● Given request: Take each line containing "screenshot" and report it exactly as written.

....

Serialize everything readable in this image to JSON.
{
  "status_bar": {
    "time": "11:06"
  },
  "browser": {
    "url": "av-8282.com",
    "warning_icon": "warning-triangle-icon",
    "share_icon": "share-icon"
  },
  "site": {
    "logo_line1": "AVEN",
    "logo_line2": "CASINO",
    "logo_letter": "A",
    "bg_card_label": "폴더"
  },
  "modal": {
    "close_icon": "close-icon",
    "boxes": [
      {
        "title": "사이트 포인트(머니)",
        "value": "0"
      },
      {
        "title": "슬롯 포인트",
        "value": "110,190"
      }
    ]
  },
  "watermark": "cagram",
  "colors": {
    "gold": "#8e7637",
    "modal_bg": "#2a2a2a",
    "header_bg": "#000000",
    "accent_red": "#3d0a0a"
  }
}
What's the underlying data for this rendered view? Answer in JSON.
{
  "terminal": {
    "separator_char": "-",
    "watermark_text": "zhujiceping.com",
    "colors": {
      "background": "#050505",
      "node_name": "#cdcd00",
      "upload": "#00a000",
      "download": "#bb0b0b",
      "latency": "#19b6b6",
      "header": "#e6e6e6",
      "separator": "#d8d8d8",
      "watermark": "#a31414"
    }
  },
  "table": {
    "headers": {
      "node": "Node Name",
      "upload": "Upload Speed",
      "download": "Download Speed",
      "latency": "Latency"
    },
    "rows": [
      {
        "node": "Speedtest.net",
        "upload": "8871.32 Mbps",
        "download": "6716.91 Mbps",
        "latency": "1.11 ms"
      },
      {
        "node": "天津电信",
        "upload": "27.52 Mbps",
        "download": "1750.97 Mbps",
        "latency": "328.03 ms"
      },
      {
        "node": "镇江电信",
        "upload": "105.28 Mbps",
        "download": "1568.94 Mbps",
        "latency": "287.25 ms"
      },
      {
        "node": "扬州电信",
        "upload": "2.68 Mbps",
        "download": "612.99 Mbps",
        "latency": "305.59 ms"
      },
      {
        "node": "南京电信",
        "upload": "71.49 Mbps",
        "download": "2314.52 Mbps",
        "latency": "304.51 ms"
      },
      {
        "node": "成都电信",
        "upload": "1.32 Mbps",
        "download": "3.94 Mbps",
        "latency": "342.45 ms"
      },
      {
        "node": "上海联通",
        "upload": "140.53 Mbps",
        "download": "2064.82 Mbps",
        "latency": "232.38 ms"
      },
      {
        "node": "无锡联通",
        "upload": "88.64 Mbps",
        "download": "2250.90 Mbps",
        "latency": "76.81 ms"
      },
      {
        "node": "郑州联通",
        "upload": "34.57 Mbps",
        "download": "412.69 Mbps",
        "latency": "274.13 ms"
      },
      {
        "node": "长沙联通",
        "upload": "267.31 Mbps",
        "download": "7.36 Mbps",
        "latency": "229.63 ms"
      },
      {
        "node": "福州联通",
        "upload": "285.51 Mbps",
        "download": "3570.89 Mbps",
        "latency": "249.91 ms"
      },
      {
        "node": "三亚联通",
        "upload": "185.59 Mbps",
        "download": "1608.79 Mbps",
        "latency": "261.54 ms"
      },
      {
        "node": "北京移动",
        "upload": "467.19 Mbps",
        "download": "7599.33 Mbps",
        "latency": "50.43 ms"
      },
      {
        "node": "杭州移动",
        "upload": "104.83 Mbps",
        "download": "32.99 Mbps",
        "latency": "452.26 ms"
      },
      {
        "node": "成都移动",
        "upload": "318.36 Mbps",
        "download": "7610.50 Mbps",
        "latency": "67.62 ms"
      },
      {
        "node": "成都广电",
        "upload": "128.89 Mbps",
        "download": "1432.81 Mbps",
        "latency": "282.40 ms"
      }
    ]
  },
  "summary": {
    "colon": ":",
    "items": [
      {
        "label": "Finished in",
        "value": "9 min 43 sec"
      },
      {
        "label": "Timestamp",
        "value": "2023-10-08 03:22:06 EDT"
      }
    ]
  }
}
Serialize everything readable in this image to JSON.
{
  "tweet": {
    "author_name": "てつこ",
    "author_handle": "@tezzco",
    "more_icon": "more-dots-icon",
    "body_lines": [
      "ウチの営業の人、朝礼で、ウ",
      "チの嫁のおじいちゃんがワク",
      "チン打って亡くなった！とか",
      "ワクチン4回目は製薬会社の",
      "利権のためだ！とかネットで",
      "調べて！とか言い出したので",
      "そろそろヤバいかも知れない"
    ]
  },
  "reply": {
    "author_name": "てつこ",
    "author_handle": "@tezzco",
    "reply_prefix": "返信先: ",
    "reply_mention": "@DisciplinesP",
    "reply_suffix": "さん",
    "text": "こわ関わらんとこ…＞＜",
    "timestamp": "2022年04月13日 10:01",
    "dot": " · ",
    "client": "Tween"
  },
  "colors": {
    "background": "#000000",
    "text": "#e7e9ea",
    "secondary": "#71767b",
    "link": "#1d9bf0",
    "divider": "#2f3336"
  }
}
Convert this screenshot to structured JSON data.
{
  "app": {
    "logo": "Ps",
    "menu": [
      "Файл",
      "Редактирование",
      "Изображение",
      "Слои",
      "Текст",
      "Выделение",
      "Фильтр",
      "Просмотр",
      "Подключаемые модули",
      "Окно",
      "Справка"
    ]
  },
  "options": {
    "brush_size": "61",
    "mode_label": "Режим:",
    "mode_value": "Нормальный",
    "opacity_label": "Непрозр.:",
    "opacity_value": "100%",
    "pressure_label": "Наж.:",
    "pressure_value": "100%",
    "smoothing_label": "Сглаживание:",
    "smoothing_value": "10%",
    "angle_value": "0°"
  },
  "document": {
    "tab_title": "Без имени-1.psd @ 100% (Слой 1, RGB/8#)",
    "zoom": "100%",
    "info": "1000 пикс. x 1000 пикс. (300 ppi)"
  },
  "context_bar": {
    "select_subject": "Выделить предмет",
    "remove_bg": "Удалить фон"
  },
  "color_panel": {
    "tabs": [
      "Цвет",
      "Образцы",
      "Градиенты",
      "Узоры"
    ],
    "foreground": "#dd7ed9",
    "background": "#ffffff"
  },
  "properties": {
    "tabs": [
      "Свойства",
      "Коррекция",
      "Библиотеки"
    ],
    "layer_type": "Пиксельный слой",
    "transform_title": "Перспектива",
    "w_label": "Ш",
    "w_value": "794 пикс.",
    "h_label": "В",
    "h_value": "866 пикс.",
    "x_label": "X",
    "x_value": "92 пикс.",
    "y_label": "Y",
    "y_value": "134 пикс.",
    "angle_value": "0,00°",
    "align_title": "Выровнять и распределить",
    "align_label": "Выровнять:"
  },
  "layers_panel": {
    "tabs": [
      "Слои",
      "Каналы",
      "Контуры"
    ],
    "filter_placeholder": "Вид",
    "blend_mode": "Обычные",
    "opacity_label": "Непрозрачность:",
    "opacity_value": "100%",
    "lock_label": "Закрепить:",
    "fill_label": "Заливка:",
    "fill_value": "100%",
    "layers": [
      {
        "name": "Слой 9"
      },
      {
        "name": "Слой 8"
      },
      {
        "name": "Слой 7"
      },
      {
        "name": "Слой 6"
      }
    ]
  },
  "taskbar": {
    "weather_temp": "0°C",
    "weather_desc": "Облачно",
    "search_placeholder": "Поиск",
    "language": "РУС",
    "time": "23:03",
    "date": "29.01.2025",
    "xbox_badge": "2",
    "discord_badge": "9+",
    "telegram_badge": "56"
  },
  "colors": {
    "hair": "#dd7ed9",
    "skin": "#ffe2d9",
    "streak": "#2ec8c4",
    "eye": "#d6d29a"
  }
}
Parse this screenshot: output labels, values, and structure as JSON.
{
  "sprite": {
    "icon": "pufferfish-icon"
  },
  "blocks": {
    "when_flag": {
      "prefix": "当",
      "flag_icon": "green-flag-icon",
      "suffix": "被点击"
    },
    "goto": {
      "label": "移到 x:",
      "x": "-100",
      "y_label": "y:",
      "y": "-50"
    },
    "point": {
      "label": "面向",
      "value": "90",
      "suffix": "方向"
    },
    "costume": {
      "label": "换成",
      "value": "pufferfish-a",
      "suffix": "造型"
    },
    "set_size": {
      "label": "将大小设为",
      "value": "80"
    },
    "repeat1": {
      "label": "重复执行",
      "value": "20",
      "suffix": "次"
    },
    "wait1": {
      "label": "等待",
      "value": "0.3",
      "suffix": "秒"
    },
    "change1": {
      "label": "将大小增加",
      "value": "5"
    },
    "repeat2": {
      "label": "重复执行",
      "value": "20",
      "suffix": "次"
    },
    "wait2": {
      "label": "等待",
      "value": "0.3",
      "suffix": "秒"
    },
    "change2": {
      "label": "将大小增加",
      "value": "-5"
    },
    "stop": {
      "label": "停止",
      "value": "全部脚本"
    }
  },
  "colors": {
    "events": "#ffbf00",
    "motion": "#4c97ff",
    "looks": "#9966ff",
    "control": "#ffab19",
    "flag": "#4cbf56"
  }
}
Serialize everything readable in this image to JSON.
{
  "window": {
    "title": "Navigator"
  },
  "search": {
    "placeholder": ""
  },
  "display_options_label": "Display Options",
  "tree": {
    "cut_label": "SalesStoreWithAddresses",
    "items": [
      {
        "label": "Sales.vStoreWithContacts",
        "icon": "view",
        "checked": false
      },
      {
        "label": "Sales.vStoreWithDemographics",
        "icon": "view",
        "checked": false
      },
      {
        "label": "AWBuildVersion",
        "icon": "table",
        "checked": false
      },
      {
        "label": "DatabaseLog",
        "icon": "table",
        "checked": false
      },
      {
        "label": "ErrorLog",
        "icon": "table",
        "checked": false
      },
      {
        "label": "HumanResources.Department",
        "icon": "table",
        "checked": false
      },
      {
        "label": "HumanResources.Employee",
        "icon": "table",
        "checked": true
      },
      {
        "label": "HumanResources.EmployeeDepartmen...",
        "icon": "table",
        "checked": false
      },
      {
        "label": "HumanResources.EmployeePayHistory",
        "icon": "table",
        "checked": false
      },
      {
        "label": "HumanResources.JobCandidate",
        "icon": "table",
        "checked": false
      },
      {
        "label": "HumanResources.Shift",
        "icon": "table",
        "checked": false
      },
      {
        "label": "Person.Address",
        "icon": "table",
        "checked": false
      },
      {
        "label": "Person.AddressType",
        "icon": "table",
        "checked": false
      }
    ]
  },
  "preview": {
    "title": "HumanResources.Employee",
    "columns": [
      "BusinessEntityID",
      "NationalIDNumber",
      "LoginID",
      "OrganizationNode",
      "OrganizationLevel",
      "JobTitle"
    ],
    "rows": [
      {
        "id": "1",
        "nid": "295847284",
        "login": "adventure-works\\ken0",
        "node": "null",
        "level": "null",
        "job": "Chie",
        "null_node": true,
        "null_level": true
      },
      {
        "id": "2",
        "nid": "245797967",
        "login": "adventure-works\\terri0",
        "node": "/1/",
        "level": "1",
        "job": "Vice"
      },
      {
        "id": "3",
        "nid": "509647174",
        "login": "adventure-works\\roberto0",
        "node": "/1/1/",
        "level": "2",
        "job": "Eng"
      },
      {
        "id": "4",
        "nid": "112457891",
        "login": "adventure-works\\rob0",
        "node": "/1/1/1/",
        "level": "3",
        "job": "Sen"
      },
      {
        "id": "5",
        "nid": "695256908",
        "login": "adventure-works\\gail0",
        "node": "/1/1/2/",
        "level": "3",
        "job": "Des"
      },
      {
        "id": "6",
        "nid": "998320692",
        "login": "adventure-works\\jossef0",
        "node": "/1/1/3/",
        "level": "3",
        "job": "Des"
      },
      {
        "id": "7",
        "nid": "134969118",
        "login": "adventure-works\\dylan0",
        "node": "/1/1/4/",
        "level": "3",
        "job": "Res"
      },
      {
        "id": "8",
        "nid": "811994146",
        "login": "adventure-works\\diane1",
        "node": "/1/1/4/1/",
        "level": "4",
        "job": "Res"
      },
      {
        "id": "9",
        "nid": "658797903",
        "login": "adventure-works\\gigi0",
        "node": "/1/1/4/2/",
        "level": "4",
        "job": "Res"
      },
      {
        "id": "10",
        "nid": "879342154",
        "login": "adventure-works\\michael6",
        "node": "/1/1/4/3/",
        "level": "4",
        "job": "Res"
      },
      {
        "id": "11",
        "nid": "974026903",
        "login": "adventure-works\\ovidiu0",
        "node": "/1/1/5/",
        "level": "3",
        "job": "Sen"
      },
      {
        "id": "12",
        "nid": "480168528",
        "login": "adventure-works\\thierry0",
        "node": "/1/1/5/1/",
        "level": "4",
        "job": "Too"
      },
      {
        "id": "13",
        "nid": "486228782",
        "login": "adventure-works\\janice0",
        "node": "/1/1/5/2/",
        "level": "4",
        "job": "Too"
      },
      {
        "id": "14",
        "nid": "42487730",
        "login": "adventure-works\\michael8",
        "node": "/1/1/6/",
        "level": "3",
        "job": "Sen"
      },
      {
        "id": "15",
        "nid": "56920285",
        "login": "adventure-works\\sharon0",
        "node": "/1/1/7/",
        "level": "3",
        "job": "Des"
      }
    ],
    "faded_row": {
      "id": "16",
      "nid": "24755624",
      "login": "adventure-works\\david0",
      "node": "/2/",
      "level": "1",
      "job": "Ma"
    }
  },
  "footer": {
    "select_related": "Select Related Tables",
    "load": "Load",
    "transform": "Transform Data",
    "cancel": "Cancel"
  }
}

....

● Reply:
Convert this screenshot to structured JSON data.
Parse this screenshot: output labels, values, and structure as JSON.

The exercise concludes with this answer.